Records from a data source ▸
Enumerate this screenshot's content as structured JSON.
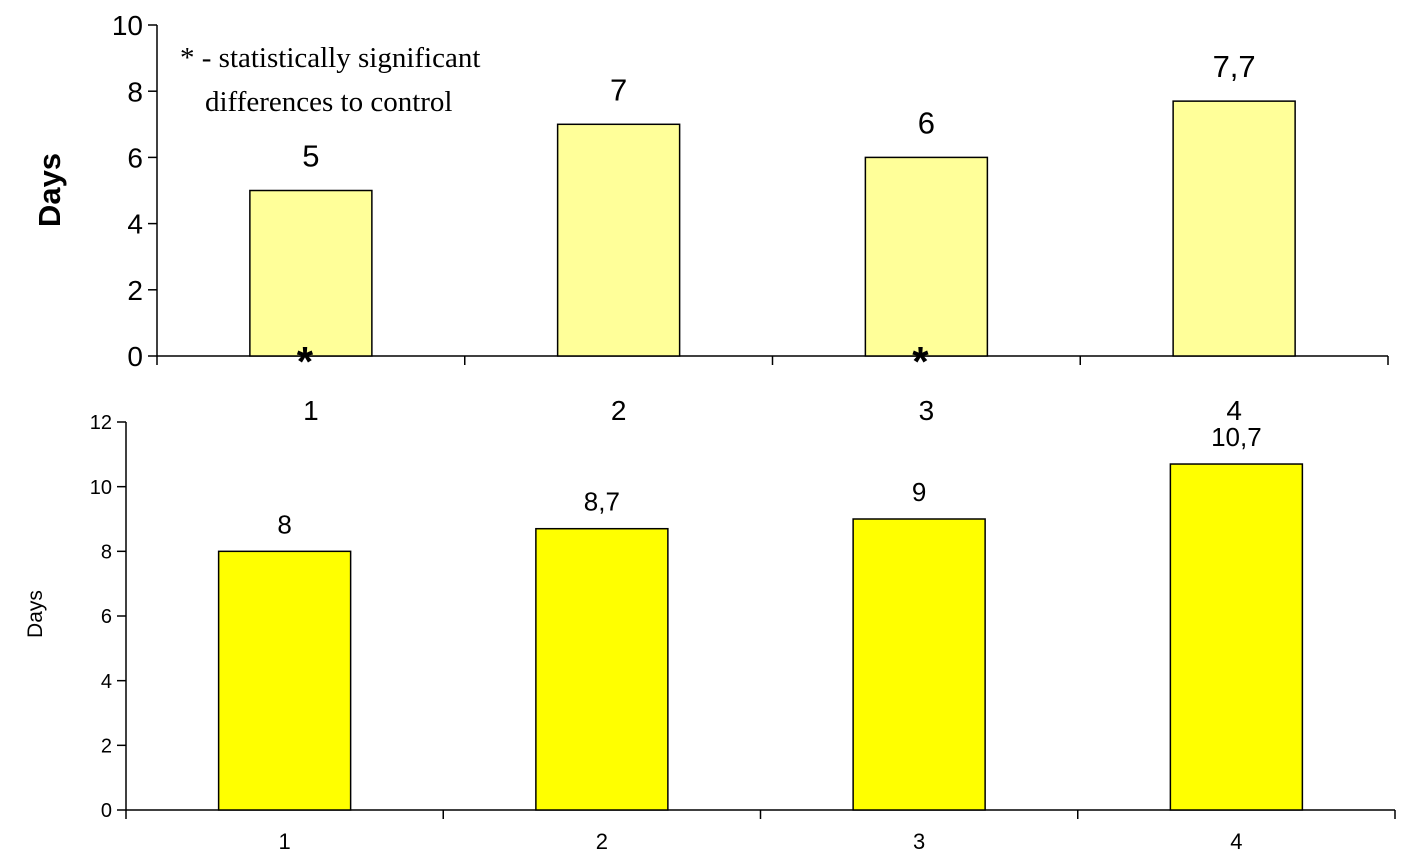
{
  "chart_data": [
    {
      "type": "bar",
      "categories": [
        "1",
        "2",
        "3",
        "4"
      ],
      "values": [
        5,
        7,
        6,
        7.7
      ],
      "value_labels": [
        "5",
        "7",
        "6",
        "7,7"
      ],
      "significance_marks": [
        "*",
        "",
        "*",
        ""
      ],
      "ylabel": "Days",
      "ylim": [
        0,
        10
      ],
      "yticks": [
        "0",
        "2",
        "4",
        "6",
        "8",
        "10"
      ],
      "annotation": [
        "* - statistically significant",
        "differences to control"
      ],
      "bar_color": "#FFFF99"
    },
    {
      "type": "bar",
      "categories": [
        "1",
        "2",
        "3",
        "4"
      ],
      "values": [
        8,
        8.7,
        9,
        10.7
      ],
      "value_labels": [
        "8",
        "8,7",
        "9",
        "10,7"
      ],
      "ylabel": "Days",
      "ylim": [
        0,
        12
      ],
      "yticks": [
        "0",
        "2",
        "4",
        "6",
        "8",
        "10",
        "12"
      ],
      "bar_color": "#FFFF00"
    }
  ]
}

Exercise details ▸ What is needed is an exact reproduction of the data, pictures excluded.

Exercise output ▸
Enumerate this screenshot's content as structured JSON.
{
  "chart_data": [
    {
      "type": "bar",
      "categories": [
        "1",
        "2",
        "3",
        "4"
      ],
      "values": [
        5,
        7,
        6,
        7.7
      ],
      "value_labels": [
        "5",
        "7",
        "6",
        "7,7"
      ],
      "significance_marks": [
        "*",
        "",
        "*",
        ""
      ],
      "ylabel": "Days",
      "ylim": [
        0,
        10
      ],
      "yticks": [
        "0",
        "2",
        "4",
        "6",
        "8",
        "10"
      ],
      "annotation": [
        "* - statistically significant",
        "differences to control"
      ],
      "bar_color": "#FFFF99"
    },
    {
      "type": "bar",
      "categories": [
        "1",
        "2",
        "3",
        "4"
      ],
      "values": [
        8,
        8.7,
        9,
        10.7
      ],
      "value_labels": [
        "8",
        "8,7",
        "9",
        "10,7"
      ],
      "ylabel": "Days",
      "ylim": [
        0,
        12
      ],
      "yticks": [
        "0",
        "2",
        "4",
        "6",
        "8",
        "10",
        "12"
      ],
      "bar_color": "#FFFF00"
    }
  ]
}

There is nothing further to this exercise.